EXERCISE OBJECTIVE | Drop the pictures from the entries below, then reproduce the rest exactly.

BEGIN SOURCE DATA

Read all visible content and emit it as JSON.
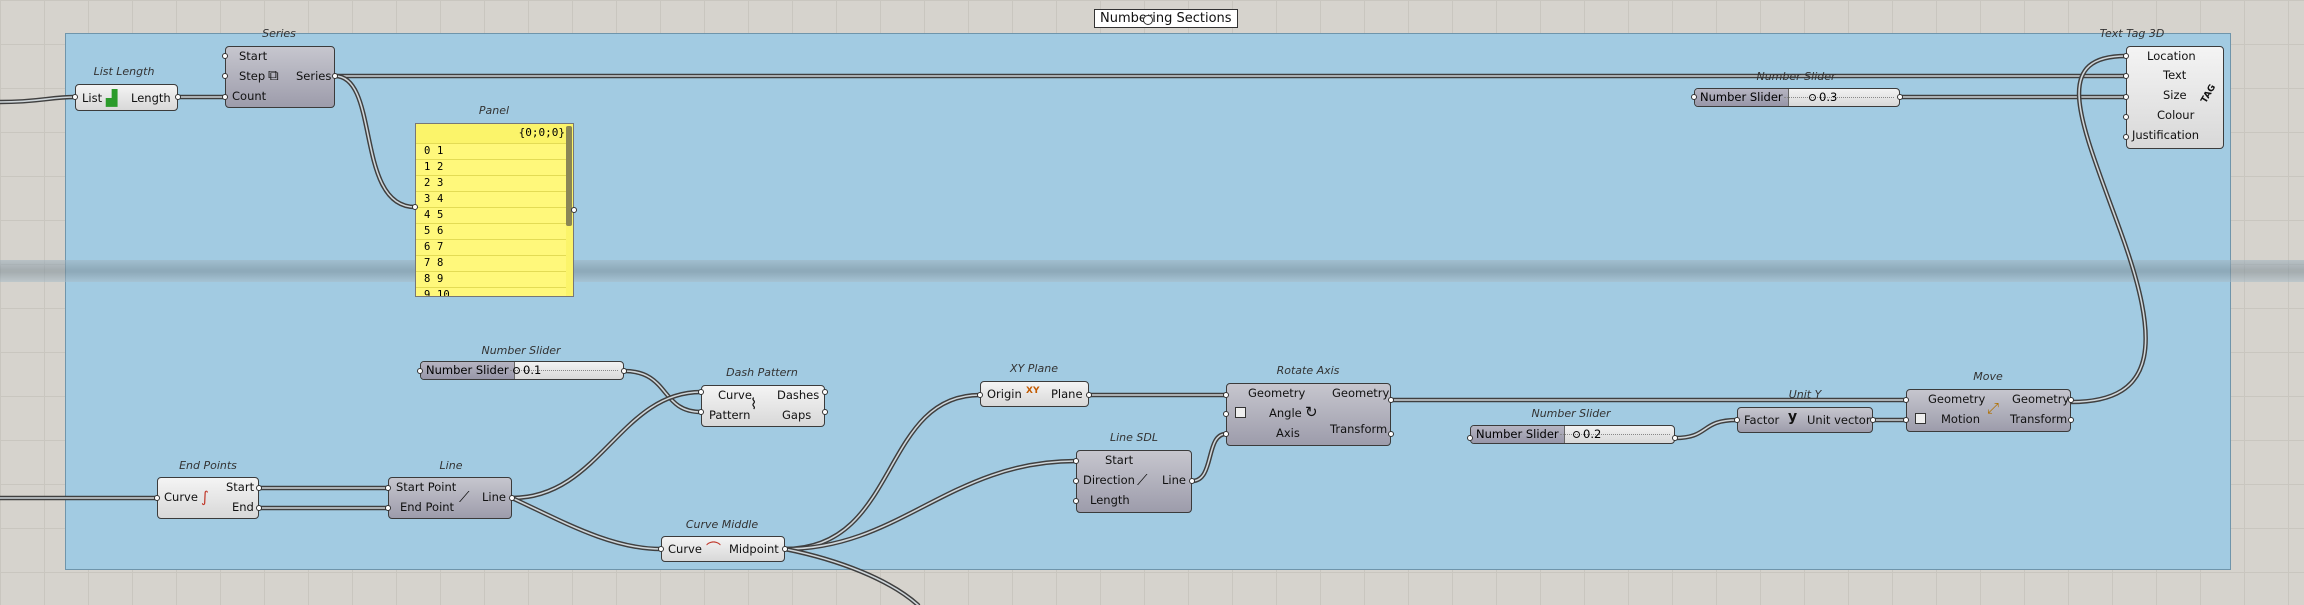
{
  "group": {
    "label": "Numbering Sections"
  },
  "list_length": {
    "title": "List Length",
    "input": "List",
    "output": "Length"
  },
  "series": {
    "title": "Series",
    "inputs": [
      "Start",
      "Step",
      "Count"
    ],
    "output": "Series"
  },
  "panel": {
    "title": "Panel",
    "header": "{0;0;0}",
    "rows": [
      {
        "i": "0",
        "v": "1"
      },
      {
        "i": "1",
        "v": "2"
      },
      {
        "i": "2",
        "v": "3"
      },
      {
        "i": "3",
        "v": "4"
      },
      {
        "i": "4",
        "v": "5"
      },
      {
        "i": "5",
        "v": "6"
      },
      {
        "i": "6",
        "v": "7"
      },
      {
        "i": "7",
        "v": "8"
      },
      {
        "i": "8",
        "v": "9"
      },
      {
        "i": "9",
        "v": "10"
      }
    ]
  },
  "slider_top": {
    "title": "Number Slider",
    "name": "Number Slider",
    "value": "0.3"
  },
  "slider_dash": {
    "title": "Number Slider",
    "name": "Number Slider",
    "value": "0.1"
  },
  "slider_bottom": {
    "title": "Number Slider",
    "name": "Number Slider",
    "value": "0.2"
  },
  "text_tag": {
    "title": "Text Tag 3D",
    "inputs": [
      "Location",
      "Text",
      "Size",
      "Colour",
      "Justification"
    ],
    "icon_text": "TAG"
  },
  "dash_pattern": {
    "title": "Dash Pattern",
    "inputs": [
      "Curve",
      "Pattern"
    ],
    "outputs": [
      "Dashes",
      "Gaps"
    ]
  },
  "xy_plane": {
    "title": "XY Plane",
    "input": "Origin",
    "output": "Plane",
    "icon_text": "XY"
  },
  "rotate_axis": {
    "title": "Rotate Axis",
    "inputs": [
      "Geometry",
      "Angle",
      "Axis"
    ],
    "outputs": [
      "Geometry",
      "Transform"
    ]
  },
  "unit_y": {
    "title": "Unit Y",
    "input": "Factor",
    "output": "Unit vector",
    "icon_text": "y"
  },
  "move": {
    "title": "Move",
    "inputs": [
      "Geometry",
      "Motion"
    ],
    "outputs": [
      "Geometry",
      "Transform"
    ]
  },
  "end_points": {
    "title": "End Points",
    "input": "Curve",
    "outputs": [
      "Start",
      "End"
    ]
  },
  "line": {
    "title": "Line",
    "inputs": [
      "Start Point",
      "End Point"
    ],
    "output": "Line"
  },
  "line_sdl": {
    "title": "Line SDL",
    "inputs": [
      "Start",
      "Direction",
      "Length"
    ],
    "output": "Line"
  },
  "curve_middle": {
    "title": "Curve Middle",
    "input": "Curve",
    "output": "Midpoint"
  },
  "colors": {
    "group_fill": "#a2cbe2",
    "canvas": "#d6d3cd",
    "panel_fill": "#fbf46a",
    "wire": "#3f3f3f"
  }
}
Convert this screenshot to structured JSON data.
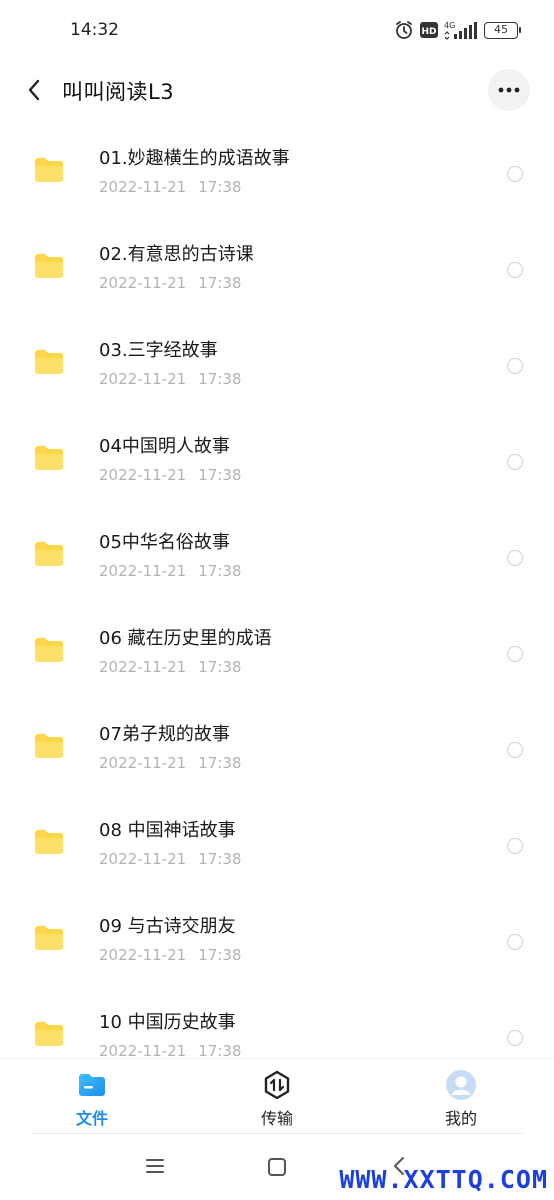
{
  "status_bar": {
    "time": "14:32",
    "network": "4G",
    "hd": "HD",
    "battery": "45"
  },
  "header": {
    "title": "叫叫阅读L3"
  },
  "files": [
    {
      "name": "01.妙趣横生的成语故事",
      "date": "2022-11-21",
      "time": "17:38"
    },
    {
      "name": "02.有意思的古诗课",
      "date": "2022-11-21",
      "time": "17:38"
    },
    {
      "name": "03.三字经故事",
      "date": "2022-11-21",
      "time": "17:38"
    },
    {
      "name": "04中国明人故事",
      "date": "2022-11-21",
      "time": "17:38"
    },
    {
      "name": "05中华名俗故事",
      "date": "2022-11-21",
      "time": "17:38"
    },
    {
      "name": "06 藏在历史里的成语",
      "date": "2022-11-21",
      "time": "17:38"
    },
    {
      "name": "07弟子规的故事",
      "date": "2022-11-21",
      "time": "17:38"
    },
    {
      "name": "08 中国神话故事",
      "date": "2022-11-21",
      "time": "17:38"
    },
    {
      "name": "09 与古诗交朋友",
      "date": "2022-11-21",
      "time": "17:38"
    },
    {
      "name": "10 中国历史故事",
      "date": "2022-11-21",
      "time": "17:38"
    }
  ],
  "bottom_nav": {
    "files_label": "文件",
    "transfer_label": "传输",
    "mine_label": "我的"
  },
  "watermark": "WWW.XXTTQ.COM",
  "colors": {
    "accent": "#1e8ee9",
    "folder": "#fdd64a",
    "date_text": "#b3b3b3"
  }
}
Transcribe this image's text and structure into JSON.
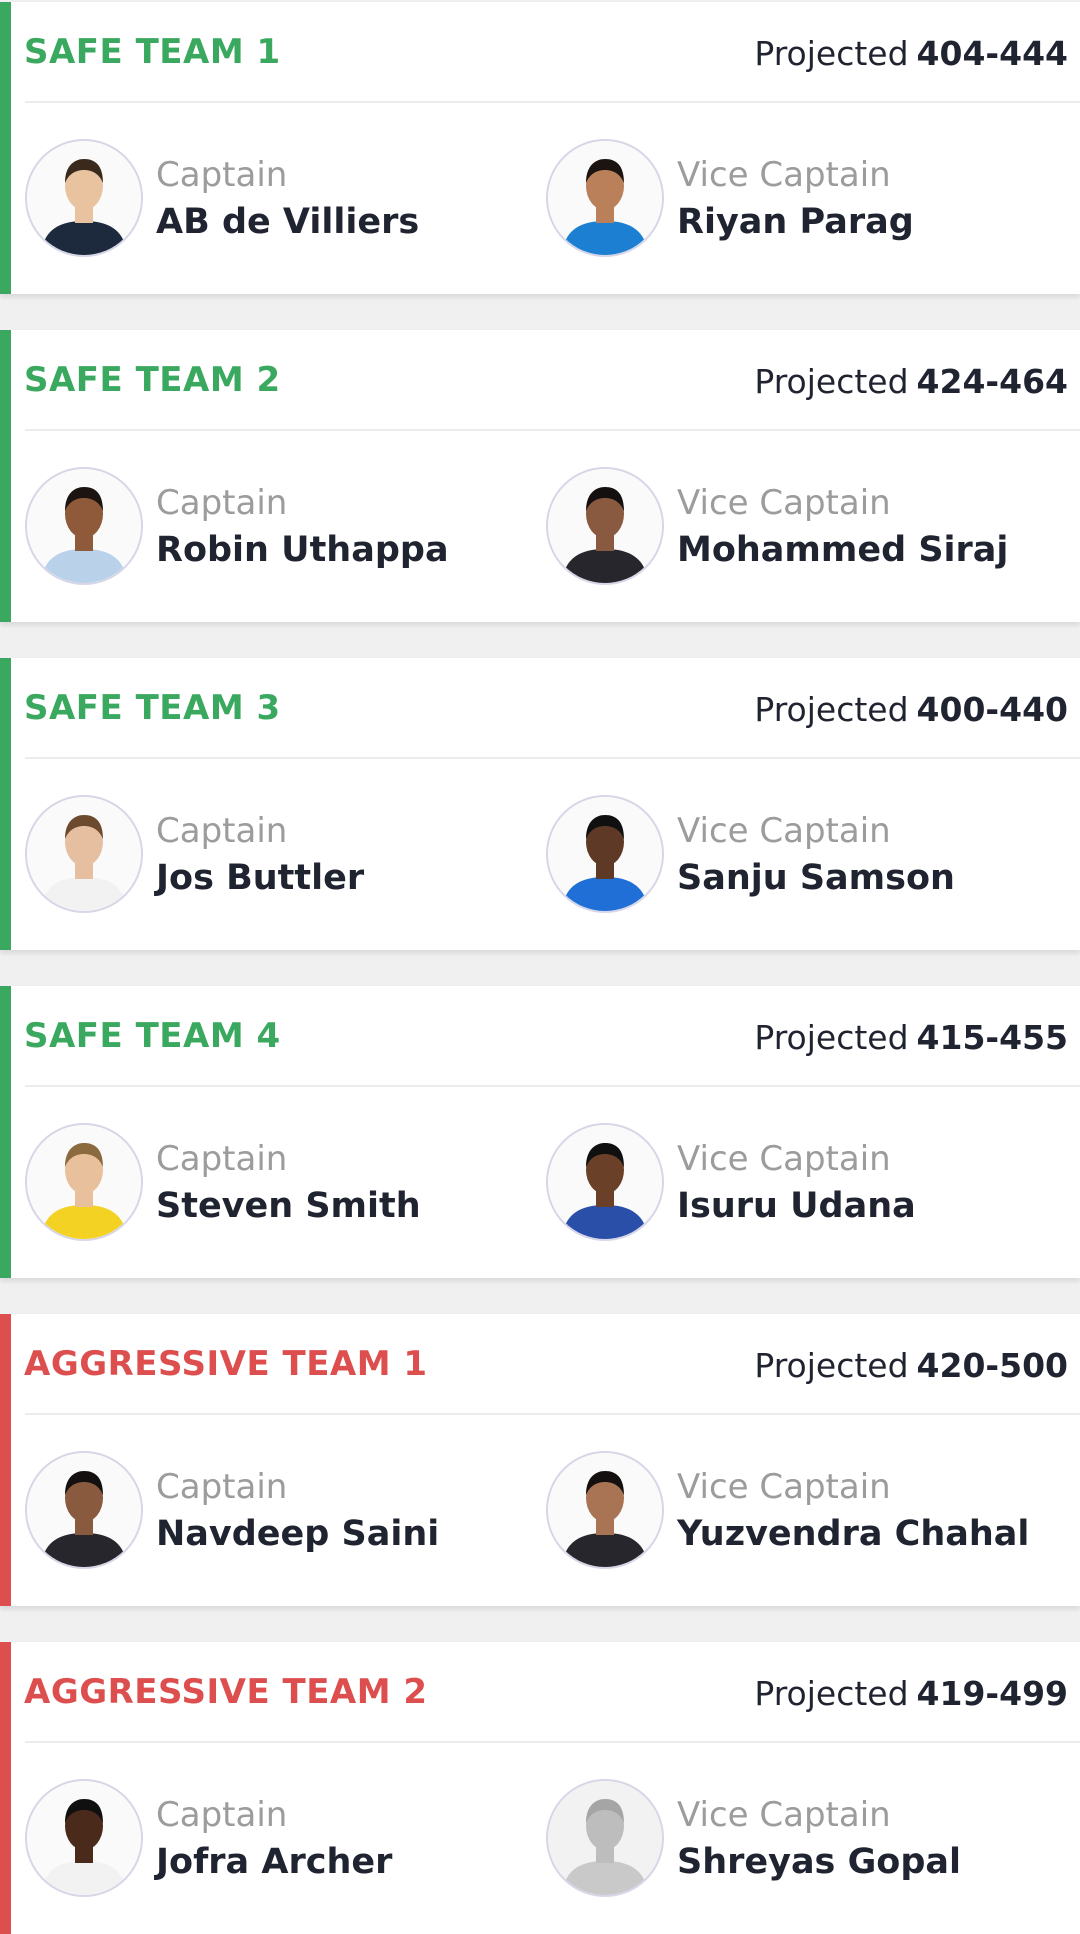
{
  "colors": {
    "safe": "#3aa85e",
    "aggressive": "#dd4e4e",
    "text_dark": "#1f2430",
    "text_muted": "#9c9c9c"
  },
  "labels": {
    "projected": "Projected",
    "captain": "Captain",
    "vice_captain": "Vice Captain"
  },
  "teams": [
    {
      "name": "SAFE TEAM 1",
      "kind": "safe",
      "projected": "404-444",
      "captain": {
        "name": "AB de Villiers",
        "jersey": "#1d2a3d",
        "skin": "#e9c3a0",
        "hair": "#3a2a1e"
      },
      "vice_captain": {
        "name": "Riyan Parag",
        "jersey": "#1c7fd2",
        "skin": "#b9805a",
        "hair": "#1b1410"
      }
    },
    {
      "name": "SAFE TEAM 2",
      "kind": "safe",
      "projected": "424-464",
      "captain": {
        "name": "Robin Uthappa",
        "jersey": "#b9d2ea",
        "skin": "#8e5a3a",
        "hair": "#1b1410"
      },
      "vice_captain": {
        "name": "Mohammed Siraj",
        "jersey": "#26262c",
        "skin": "#8a5a40",
        "hair": "#141010"
      }
    },
    {
      "name": "SAFE TEAM 3",
      "kind": "safe",
      "projected": "400-440",
      "captain": {
        "name": "Jos Buttler",
        "jersey": "#f2f2f2",
        "skin": "#e6bea0",
        "hair": "#6b4a2e"
      },
      "vice_captain": {
        "name": "Sanju Samson",
        "jersey": "#1f6fd6",
        "skin": "#5e3a26",
        "hair": "#101010"
      }
    },
    {
      "name": "SAFE TEAM 4",
      "kind": "safe",
      "projected": "415-455",
      "captain": {
        "name": "Steven Smith",
        "jersey": "#f4d224",
        "skin": "#e8c09c",
        "hair": "#8a6a3e"
      },
      "vice_captain": {
        "name": "Isuru Udana",
        "jersey": "#2a4fa8",
        "skin": "#6a4028",
        "hair": "#101010"
      }
    },
    {
      "name": "AGGRESSIVE TEAM 1",
      "kind": "aggressive",
      "projected": "420-500",
      "captain": {
        "name": "Navdeep Saini",
        "jersey": "#26262c",
        "skin": "#8a5a3e",
        "hair": "#141010"
      },
      "vice_captain": {
        "name": "Yuzvendra Chahal",
        "jersey": "#26262c",
        "skin": "#a87454",
        "hair": "#141010"
      }
    },
    {
      "name": "AGGRESSIVE TEAM 2",
      "kind": "aggressive",
      "projected": "419-499",
      "captain": {
        "name": "Jofra Archer",
        "jersey": "#f2f2f2",
        "skin": "#4a2a1a",
        "hair": "#101010"
      },
      "vice_captain": {
        "name": "Shreyas Gopal",
        "jersey": "#c9c9c9",
        "skin": "#bdbdbd",
        "hair": "#a5a5a5",
        "placeholder": true
      }
    }
  ]
}
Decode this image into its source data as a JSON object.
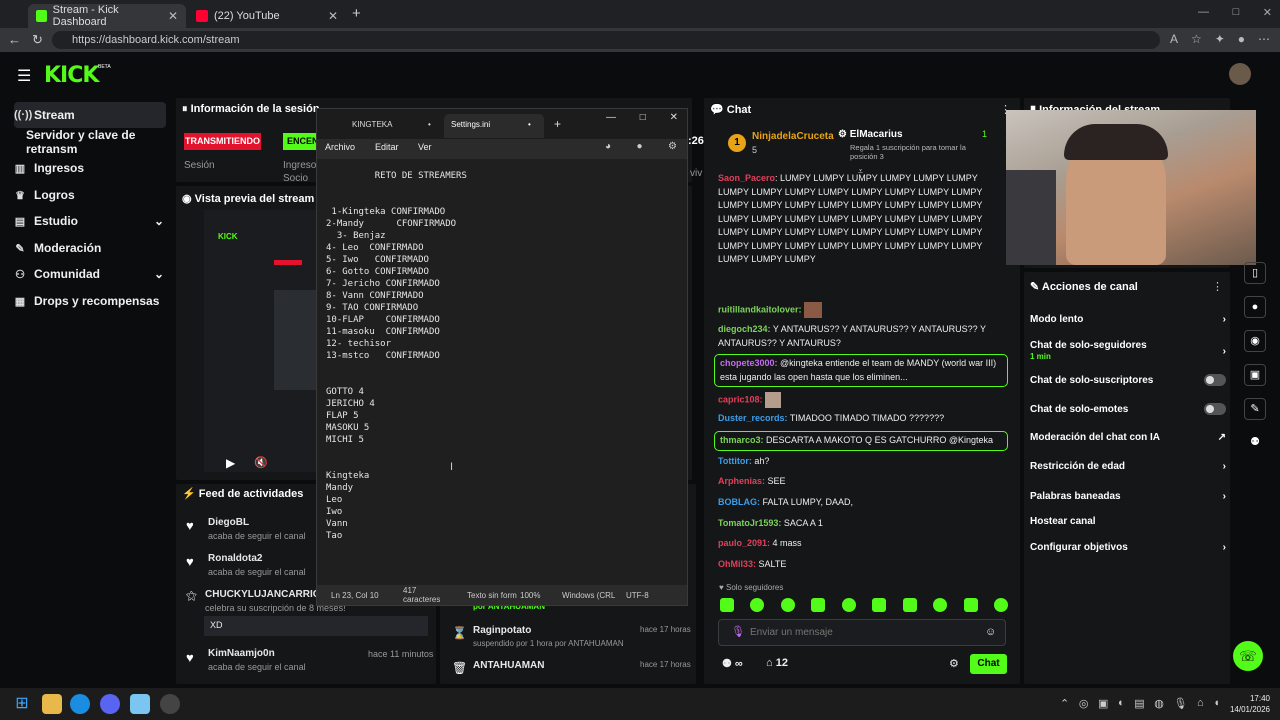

END SOURCE DATA

EXERCISE RESPONSE |
Read all visible content and emit it as JSON.
{
  "group": {
    "label": "Numbering Sections"
  },
  "list_length": {
    "title": "List Length",
    "input": "List",
    "output": "Length"
  },
  "series": {
    "title": "Series",
    "inputs": [
      "Start",
      "Step",
      "Count"
    ],
    "output": "Series"
  },
  "panel": {
    "title": "Panel",
    "header": "{0;0;0}",
    "rows": [
      {
        "i": "0",
        "v": "1"
      },
      {
        "i": "1",
        "v": "2"
      },
      {
        "i": "2",
        "v": "3"
      },
      {
        "i": "3",
        "v": "4"
      },
      {
        "i": "4",
        "v": "5"
      },
      {
        "i": "5",
        "v": "6"
      },
      {
        "i": "6",
        "v": "7"
      },
      {
        "i": "7",
        "v": "8"
      },
      {
        "i": "8",
        "v": "9"
      },
      {
        "i": "9",
        "v": "10"
      }
    ]
  },
  "slider_top": {
    "title": "Number Slider",
    "name": "Number Slider",
    "value": "0.3"
  },
  "slider_dash": {
    "title": "Number Slider",
    "name": "Number Slider",
    "value": "0.1"
  },
  "slider_bottom": {
    "title": "Number Slider",
    "name": "Number Slider",
    "value": "0.2"
  },
  "text_tag": {
    "title": "Text Tag 3D",
    "inputs": [
      "Location",
      "Text",
      "Size",
      "Colour",
      "Justification"
    ],
    "icon_text": "TAG"
  },
  "dash_pattern": {
    "title": "Dash Pattern",
    "inputs": [
      "Curve",
      "Pattern"
    ],
    "outputs": [
      "Dashes",
      "Gaps"
    ]
  },
  "xy_plane": {
    "title": "XY Plane",
    "input": "Origin",
    "output": "Plane",
    "icon_text": "XY"
  },
  "rotate_axis": {
    "title": "Rotate Axis",
    "inputs": [
      "Geometry",
      "Angle",
      "Axis"
    ],
    "outputs": [
      "Geometry",
      "Transform"
    ]
  },
  "unit_y": {
    "title": "Unit Y",
    "input": "Factor",
    "output": "Unit vector",
    "icon_text": "y"
  },
  "move": {
    "title": "Move",
    "inputs": [
      "Geometry",
      "Motion"
    ],
    "outputs": [
      "Geometry",
      "Transform"
    ]
  },
  "end_points": {
    "title": "End Points",
    "input": "Curve",
    "outputs": [
      "Start",
      "End"
    ]
  },
  "line": {
    "title": "Line",
    "inputs": [
      "Start Point",
      "End Point"
    ],
    "output": "Line"
  },
  "line_sdl": {
    "title": "Line SDL",
    "inputs": [
      "Start",
      "Direction",
      "Length"
    ],
    "output": "Line"
  },
  "curve_middle": {
    "title": "Curve Middle",
    "input": "Curve",
    "output": "Midpoint"
  },
  "colors": {
    "group_fill": "#a2cbe2",
    "canvas": "#d6d3cd",
    "panel_fill": "#fbf46a",
    "wire": "#3f3f3f"
  }
}
Convert this screenshot to structured JSON data.
{
  "status_bar": {
    "time": "14:32",
    "network": "4G",
    "hd": "HD",
    "battery": "45"
  },
  "header": {
    "title": "叫叫阅读L3"
  },
  "files": [
    {
      "name": "01.妙趣横生的成语故事",
      "date": "2022-11-21",
      "time": "17:38"
    },
    {
      "name": "02.有意思的古诗课",
      "date": "2022-11-21",
      "time": "17:38"
    },
    {
      "name": "03.三字经故事",
      "date": "2022-11-21",
      "time": "17:38"
    },
    {
      "name": "04中国明人故事",
      "date": "2022-11-21",
      "time": "17:38"
    },
    {
      "name": "05中华名俗故事",
      "date": "2022-11-21",
      "time": "17:38"
    },
    {
      "name": "06 藏在历史里的成语",
      "date": "2022-11-21",
      "time": "17:38"
    },
    {
      "name": "07弟子规的故事",
      "date": "2022-11-21",
      "time": "17:38"
    },
    {
      "name": "08 中国神话故事",
      "date": "2022-11-21",
      "time": "17:38"
    },
    {
      "name": "09 与古诗交朋友",
      "date": "2022-11-21",
      "time": "17:38"
    },
    {
      "name": "10 中国历史故事",
      "date": "2022-11-21",
      "time": "17:38"
    }
  ],
  "bottom_nav": {
    "files_label": "文件",
    "transfer_label": "传输",
    "mine_label": "我的"
  },
  "watermark": "WWW.XXTTQ.COM",
  "colors": {
    "accent": "#1e8ee9",
    "folder": "#fdd64a",
    "date_text": "#b3b3b3"
  }
}
Transcribe this image's text and structure into JSON.
{
  "colors": {
    "safe": "#3aa85e",
    "aggressive": "#dd4e4e",
    "text_dark": "#1f2430",
    "text_muted": "#9c9c9c"
  },
  "labels": {
    "projected": "Projected",
    "captain": "Captain",
    "vice_captain": "Vice Captain"
  },
  "teams": [
    {
      "name": "SAFE TEAM 1",
      "kind": "safe",
      "projected": "404-444",
      "captain": {
        "name": "AB de Villiers",
        "jersey": "#1d2a3d",
        "skin": "#e9c3a0",
        "hair": "#3a2a1e"
      },
      "vice_captain": {
        "name": "Riyan Parag",
        "jersey": "#1c7fd2",
        "skin": "#b9805a",
        "hair": "#1b1410"
      }
    },
    {
      "name": "SAFE TEAM 2",
      "kind": "safe",
      "projected": "424-464",
      "captain": {
        "name": "Robin Uthappa",
        "jersey": "#b9d2ea",
        "skin": "#8e5a3a",
        "hair": "#1b1410"
      },
      "vice_captain": {
        "name": "Mohammed Siraj",
        "jersey": "#26262c",
        "skin": "#8a5a40",
        "hair": "#141010"
      }
    },
    {
      "name": "SAFE TEAM 3",
      "kind": "safe",
      "projected": "400-440",
      "captain": {
        "name": "Jos Buttler",
        "jersey": "#f2f2f2",
        "skin": "#e6bea0",
        "hair": "#6b4a2e"
      },
      "vice_captain": {
        "name": "Sanju Samson",
        "jersey": "#1f6fd6",
        "skin": "#5e3a26",
        "hair": "#101010"
      }
    },
    {
      "name": "SAFE TEAM 4",
      "kind": "safe",
      "projected": "415-455",
      "captain": {
        "name": "Steven Smith",
        "jersey": "#f4d224",
        "skin": "#e8c09c",
        "hair": "#8a6a3e"
      },
      "vice_captain": {
        "name": "Isuru Udana",
        "jersey": "#2a4fa8",
        "skin": "#6a4028",
        "hair": "#101010"
      }
    },
    {
      "name": "AGGRESSIVE TEAM 1",
      "kind": "aggressive",
      "projected": "420-500",
      "captain": {
        "name": "Navdeep Saini",
        "jersey": "#26262c",
        "skin": "#8a5a3e",
        "hair": "#141010"
      },
      "vice_captain": {
        "name": "Yuzvendra Chahal",
        "jersey": "#26262c",
        "skin": "#a87454",
        "hair": "#141010"
      }
    },
    {
      "name": "AGGRESSIVE TEAM 2",
      "kind": "aggressive",
      "projected": "419-499",
      "captain": {
        "name": "Jofra Archer",
        "jersey": "#f2f2f2",
        "skin": "#4a2a1a",
        "hair": "#101010"
      },
      "vice_captain": {
        "name": "Shreyas Gopal",
        "jersey": "#c9c9c9",
        "skin": "#bdbdbd",
        "hair": "#a5a5a5",
        "placeholder": true
      }
    }
  ]
}
Decode this image into its source data as a JSON object.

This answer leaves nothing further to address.